**Given exercise**
Check every line of the entries below for the word "Pork", and copy the ones that have it.

**Data records**

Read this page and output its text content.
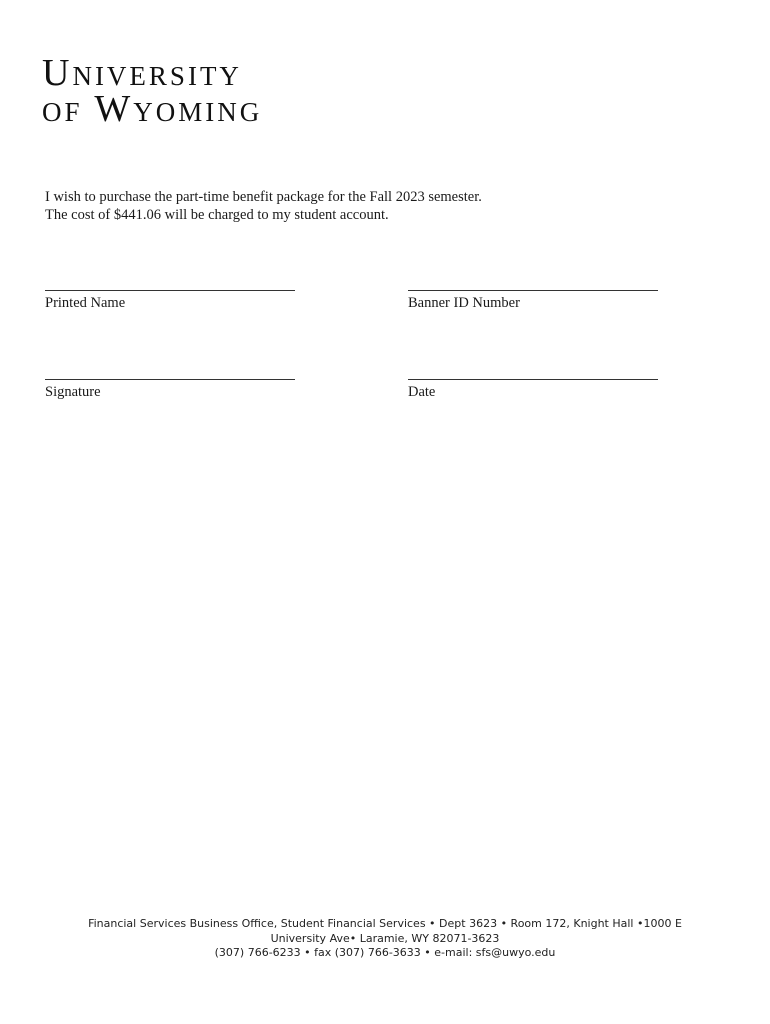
University
of Wyoming

I wish to purchase the part-time benefit package for the Fall 2023 semester.

The cost of $441.06 will be charged to my student account.

Printed Name	Banner ID Number
Signature	Date
Financial Services Business Office, Student Financial Services • Dept 3623 • Room 172, Knight Hall •1000 E
University Ave• Laramie, WY 82071-3623
(307) 766-6233 • fax (307) 766-3633 • e-mail: sfs@uwyo.edu
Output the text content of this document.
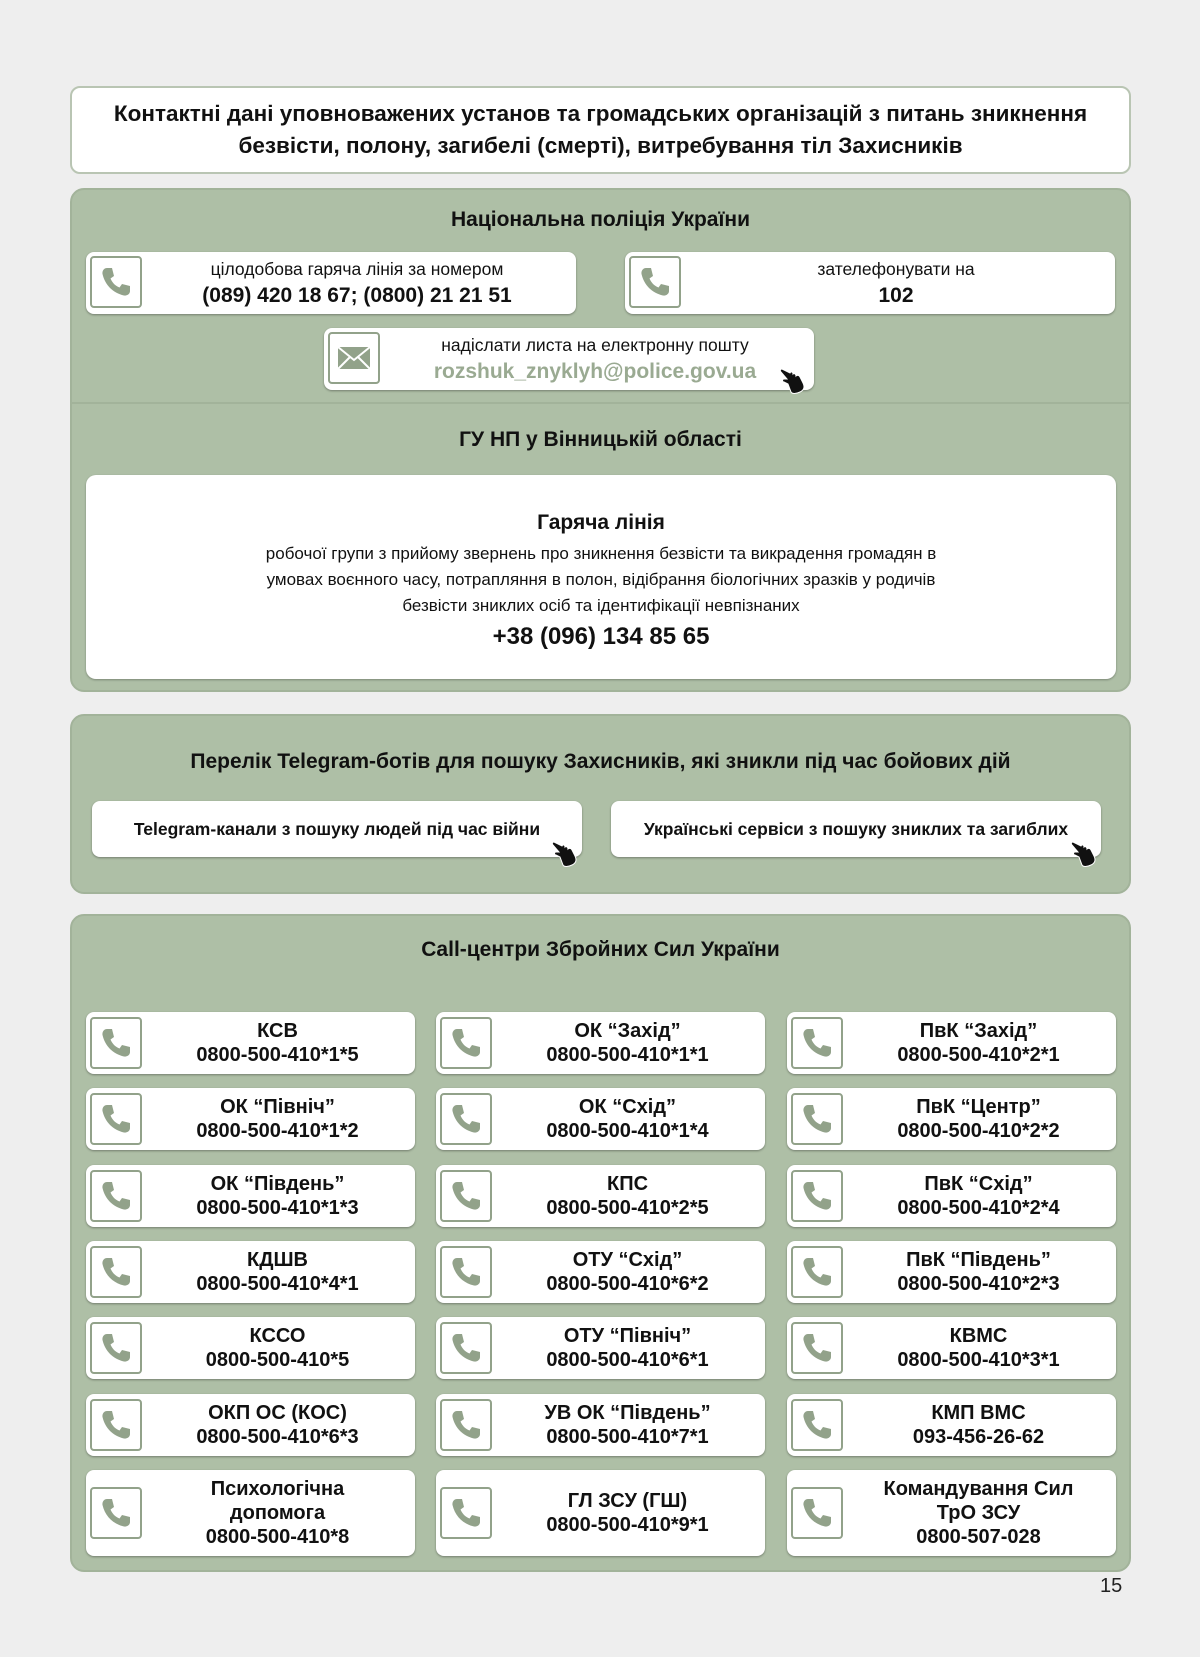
Контактні дані уповноважених установ та громадських організацій з питань зникнення
безвісти, полону, загибелі (смерті), витребування тіл Захисників
Національна поліція України
цілодобова гаряча лінія за номером
(089) 420 18 67; (0800) 21 21 51
зателефонувати на
102
надіслати листа на електронну пошту
rozshuk_znyklyh@police.gov.ua
ГУ НП у Вінницькій області
Гаряча лінія
робочої групи з прийому звернень про зникнення безвісти та викрадення громадян в
умовах воєнного часу, потрапляння в полон, відібрання біологічних зразків у родичів
безвісти зниклих осіб та ідентифікації невпізнаних
+38 (096) 134 85 65
Перелік Telegram-ботів для пошуку Захисників, які зникли під час бойових дій
Telegram-канали з пошуку людей під час війни	Українські сервіси з пошуку зниклих та загиблих
Call-центри Збройних Сил України
КСВ
0800-500-410*1*5
ОК “Захід”
0800-500-410*1*1
ПвК “Захід”
0800-500-410*2*1
ОК “Північ”
0800-500-410*1*2
ОК “Схід”
0800-500-410*1*4
ПвК “Центр”
0800-500-410*2*2
ОК “Південь”
0800-500-410*1*3
КПС
0800-500-410*2*5
ПвК “Схід”
0800-500-410*2*4
КДШВ
0800-500-410*4*1
ОТУ “Схід”
0800-500-410*6*2
ПвК “Південь”
0800-500-410*2*3
КССО
0800-500-410*5
ОТУ “Північ”
0800-500-410*6*1
КВМС
0800-500-410*3*1
ОКП ОС (КОС)
0800-500-410*6*3
УВ ОК “Південь”
0800-500-410*7*1
КМП ВМС
093-456-26-62
Психологічна
допомога
0800-500-410*8
ГЛ ЗСУ (ГШ)
0800-500-410*9*1
Командування Сил
ТрО ЗСУ
0800-507-028
15
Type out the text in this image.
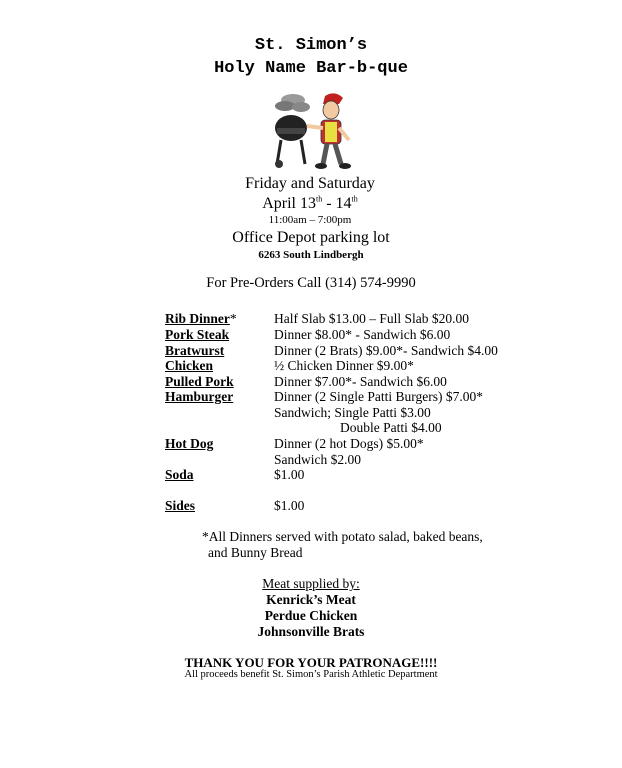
St. Simon’s
Holy Name Bar-b-que
Friday and Saturday
April 13th - 14th
11:00am – 7:00pm
Office Depot parking lot
6263 South Lindbergh
For Pre-Orders Call (314) 574-9990
Rib Dinner*	Half Slab $13.00 – Full Slab $20.00
Pork Steak	Dinner $8.00* - Sandwich $6.00
Bratwurst	Dinner (2 Brats) $9.00*- Sandwich $4.00
Chicken	½ Chicken Dinner $9.00*
Pulled Pork	Dinner $7.00*- Sandwich $6.00
Hamburger	Dinner (2 Single Patti Burgers) $7.00*
Sandwich; Single Patti $3.00
Double Patti $4.00
Hot Dog	Dinner (2 hot Dogs) $5.00*
Sandwich $2.00
Soda	$1.00
Sides	$1.00
*All Dinners served with potato salad, baked beans,
and Bunny Bread
Meat supplied by:
Kenrick’s Meat
Perdue Chicken
Johnsonville Brats
THANK YOU FOR YOUR PATRONAGE!!!!
All proceeds benefit St. Simon’s Parish Athletic Department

**Exercise response**
Pork Steak	Dinner $8.00* - Sandwich $6.00
Pulled Pork	Dinner $7.00*- Sandwich $6.00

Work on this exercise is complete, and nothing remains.